* start *
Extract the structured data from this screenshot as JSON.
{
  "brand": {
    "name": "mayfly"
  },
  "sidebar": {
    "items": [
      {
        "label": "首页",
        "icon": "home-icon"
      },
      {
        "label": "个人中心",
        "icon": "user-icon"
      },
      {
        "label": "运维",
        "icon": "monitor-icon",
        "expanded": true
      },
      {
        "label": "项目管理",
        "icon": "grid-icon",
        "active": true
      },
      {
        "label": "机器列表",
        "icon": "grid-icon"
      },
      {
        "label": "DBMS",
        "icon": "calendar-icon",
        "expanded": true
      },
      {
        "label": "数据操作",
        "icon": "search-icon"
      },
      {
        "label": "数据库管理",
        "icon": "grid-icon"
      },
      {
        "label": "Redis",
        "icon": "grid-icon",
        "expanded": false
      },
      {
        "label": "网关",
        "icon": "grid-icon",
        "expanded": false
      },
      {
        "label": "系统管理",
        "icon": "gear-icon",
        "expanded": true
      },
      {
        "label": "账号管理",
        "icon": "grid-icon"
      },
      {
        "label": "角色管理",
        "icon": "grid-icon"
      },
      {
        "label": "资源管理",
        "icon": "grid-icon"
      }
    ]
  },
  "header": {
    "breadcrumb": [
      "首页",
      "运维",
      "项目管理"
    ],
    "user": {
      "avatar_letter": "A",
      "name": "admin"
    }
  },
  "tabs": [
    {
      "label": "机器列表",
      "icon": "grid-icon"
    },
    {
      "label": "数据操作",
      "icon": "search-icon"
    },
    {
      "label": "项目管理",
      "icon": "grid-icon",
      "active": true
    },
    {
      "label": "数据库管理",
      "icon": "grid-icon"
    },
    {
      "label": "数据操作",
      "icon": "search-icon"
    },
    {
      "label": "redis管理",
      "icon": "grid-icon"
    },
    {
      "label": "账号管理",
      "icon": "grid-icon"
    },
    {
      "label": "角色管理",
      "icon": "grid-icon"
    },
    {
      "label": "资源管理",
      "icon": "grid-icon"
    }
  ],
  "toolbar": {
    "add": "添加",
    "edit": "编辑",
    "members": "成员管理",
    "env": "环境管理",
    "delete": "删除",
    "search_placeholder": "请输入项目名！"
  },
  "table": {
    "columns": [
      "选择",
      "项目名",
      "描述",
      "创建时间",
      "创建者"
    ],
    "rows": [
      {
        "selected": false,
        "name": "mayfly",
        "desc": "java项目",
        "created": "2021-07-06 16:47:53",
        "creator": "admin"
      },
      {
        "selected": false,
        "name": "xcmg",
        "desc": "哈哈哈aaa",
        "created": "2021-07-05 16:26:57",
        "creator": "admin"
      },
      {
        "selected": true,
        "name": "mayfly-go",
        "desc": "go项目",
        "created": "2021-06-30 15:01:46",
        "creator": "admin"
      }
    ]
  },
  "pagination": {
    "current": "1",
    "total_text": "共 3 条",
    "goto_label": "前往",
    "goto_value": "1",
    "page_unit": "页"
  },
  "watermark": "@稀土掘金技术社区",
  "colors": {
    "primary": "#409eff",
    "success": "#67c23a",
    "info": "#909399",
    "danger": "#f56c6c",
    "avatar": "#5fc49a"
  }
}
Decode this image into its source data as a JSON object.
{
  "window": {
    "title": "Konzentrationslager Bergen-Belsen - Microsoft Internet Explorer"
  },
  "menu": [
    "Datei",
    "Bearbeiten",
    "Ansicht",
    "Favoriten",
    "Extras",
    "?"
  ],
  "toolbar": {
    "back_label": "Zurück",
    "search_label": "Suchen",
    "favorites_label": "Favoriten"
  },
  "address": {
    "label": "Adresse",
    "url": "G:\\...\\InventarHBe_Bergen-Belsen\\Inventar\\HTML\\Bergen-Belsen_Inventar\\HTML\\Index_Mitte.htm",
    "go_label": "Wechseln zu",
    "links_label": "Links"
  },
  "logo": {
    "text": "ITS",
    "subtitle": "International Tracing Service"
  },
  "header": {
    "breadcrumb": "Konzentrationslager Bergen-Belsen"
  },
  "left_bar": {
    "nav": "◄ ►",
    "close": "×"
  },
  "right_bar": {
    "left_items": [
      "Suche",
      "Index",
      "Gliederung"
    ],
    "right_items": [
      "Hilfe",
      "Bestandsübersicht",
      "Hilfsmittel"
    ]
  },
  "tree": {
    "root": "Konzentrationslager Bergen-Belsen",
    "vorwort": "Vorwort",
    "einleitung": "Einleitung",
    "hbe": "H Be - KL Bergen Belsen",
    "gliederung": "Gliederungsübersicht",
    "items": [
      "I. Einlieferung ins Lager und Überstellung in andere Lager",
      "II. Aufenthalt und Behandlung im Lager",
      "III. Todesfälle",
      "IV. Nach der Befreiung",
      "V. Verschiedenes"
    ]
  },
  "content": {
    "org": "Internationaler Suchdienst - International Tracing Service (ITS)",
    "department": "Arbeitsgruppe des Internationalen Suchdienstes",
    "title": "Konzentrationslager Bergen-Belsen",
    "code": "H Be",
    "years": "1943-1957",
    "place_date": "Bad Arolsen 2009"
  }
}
* end *
* To do: Retype each record exactly, leaving nothing out.

* Problem solution:
Extract the structured data from this screenshot as JSON.
{
  "brand": {
    "name": "mayfly"
  },
  "sidebar": {
    "items": [
      {
        "label": "首页",
        "icon": "home-icon"
      },
      {
        "label": "个人中心",
        "icon": "user-icon"
      },
      {
        "label": "运维",
        "icon": "monitor-icon",
        "expanded": true
      },
      {
        "label": "项目管理",
        "icon": "grid-icon",
        "active": true
      },
      {
        "label": "机器列表",
        "icon": "grid-icon"
      },
      {
        "label": "DBMS",
        "icon": "calendar-icon",
        "expanded": true
      },
      {
        "label": "数据操作",
        "icon": "search-icon"
      },
      {
        "label": "数据库管理",
        "icon": "grid-icon"
      },
      {
        "label": "Redis",
        "icon": "grid-icon",
        "expanded": false
      },
      {
        "label": "网关",
        "icon": "grid-icon",
        "expanded": false
      },
      {
        "label": "系统管理",
        "icon": "gear-icon",
        "expanded": true
      },
      {
        "label": "账号管理",
        "icon": "grid-icon"
      },
      {
        "label": "角色管理",
        "icon": "grid-icon"
      },
      {
        "label": "资源管理",
        "icon": "grid-icon"
      }
    ]
  },
  "header": {
    "breadcrumb": [
      "首页",
      "运维",
      "项目管理"
    ],
    "user": {
      "avatar_letter": "A",
      "name": "admin"
    }
  },
  "tabs": [
    {
      "label": "机器列表",
      "icon": "grid-icon"
    },
    {
      "label": "数据操作",
      "icon": "search-icon"
    },
    {
      "label": "项目管理",
      "icon": "grid-icon",
      "active": true
    },
    {
      "label": "数据库管理",
      "icon": "grid-icon"
    },
    {
      "label": "数据操作",
      "icon": "search-icon"
    },
    {
      "label": "redis管理",
      "icon": "grid-icon"
    },
    {
      "label": "账号管理",
      "icon": "grid-icon"
    },
    {
      "label": "角色管理",
      "icon": "grid-icon"
    },
    {
      "label": "资源管理",
      "icon": "grid-icon"
    }
  ],
  "toolbar": {
    "add": "添加",
    "edit": "编辑",
    "members": "成员管理",
    "env": "环境管理",
    "delete": "删除",
    "search_placeholder": "请输入项目名！"
  },
  "table": {
    "columns": [
      "选择",
      "项目名",
      "描述",
      "创建时间",
      "创建者"
    ],
    "rows": [
      {
        "selected": false,
        "name": "mayfly",
        "desc": "java项目",
        "created": "2021-07-06 16:47:53",
        "creator": "admin"
      },
      {
        "selected": false,
        "name": "xcmg",
        "desc": "哈哈哈aaa",
        "created": "2021-07-05 16:26:57",
        "creator": "admin"
      },
      {
        "selected": true,
        "name": "mayfly-go",
        "desc": "go项目",
        "created": "2021-06-30 15:01:46",
        "creator": "admin"
      }
    ]
  },
  "pagination": {
    "current": "1",
    "total_text": "共 3 条",
    "goto_label": "前往",
    "goto_value": "1",
    "page_unit": "页"
  },
  "watermark": "@稀土掘金技术社区",
  "colors": {
    "primary": "#409eff",
    "success": "#67c23a",
    "info": "#909399",
    "danger": "#f56c6c",
    "avatar": "#5fc49a"
  }
}
Decode this image into its source data as a JSON object.
{
  "window": {
    "title": "Konzentrationslager Bergen-Belsen - Microsoft Internet Explorer"
  },
  "menu": [
    "Datei",
    "Bearbeiten",
    "Ansicht",
    "Favoriten",
    "Extras",
    "?"
  ],
  "toolbar": {
    "back_label": "Zurück",
    "search_label": "Suchen",
    "favorites_label": "Favoriten"
  },
  "address": {
    "label": "Adresse",
    "url": "G:\\...\\InventarHBe_Bergen-Belsen\\Inventar\\HTML\\Bergen-Belsen_Inventar\\HTML\\Index_Mitte.htm",
    "go_label": "Wechseln zu",
    "links_label": "Links"
  },
  "logo": {
    "text": "ITS",
    "subtitle": "International Tracing Service"
  },
  "header": {
    "breadcrumb": "Konzentrationslager Bergen-Belsen"
  },
  "left_bar": {
    "nav": "◄ ►",
    "close": "×"
  },
  "right_bar": {
    "left_items": [
      "Suche",
      "Index",
      "Gliederung"
    ],
    "right_items": [
      "Hilfe",
      "Bestandsübersicht",
      "Hilfsmittel"
    ]
  },
  "tree": {
    "root": "Konzentrationslager Bergen-Belsen",
    "vorwort": "Vorwort",
    "einleitung": "Einleitung",
    "hbe": "H Be - KL Bergen Belsen",
    "gliederung": "Gliederungsübersicht",
    "items": [
      "I. Einlieferung ins Lager und Überstellung in andere Lager",
      "II. Aufenthalt und Behandlung im Lager",
      "III. Todesfälle",
      "IV. Nach der Befreiung",
      "V. Verschiedenes"
    ]
  },
  "content": {
    "org": "Internationaler Suchdienst - International Tracing Service (ITS)",
    "department": "Arbeitsgruppe des Internationalen Suchdienstes",
    "title": "Konzentrationslager Bergen-Belsen",
    "code": "H Be",
    "years": "1943-1957",
    "place_date": "Bad Arolsen 2009"
  }
}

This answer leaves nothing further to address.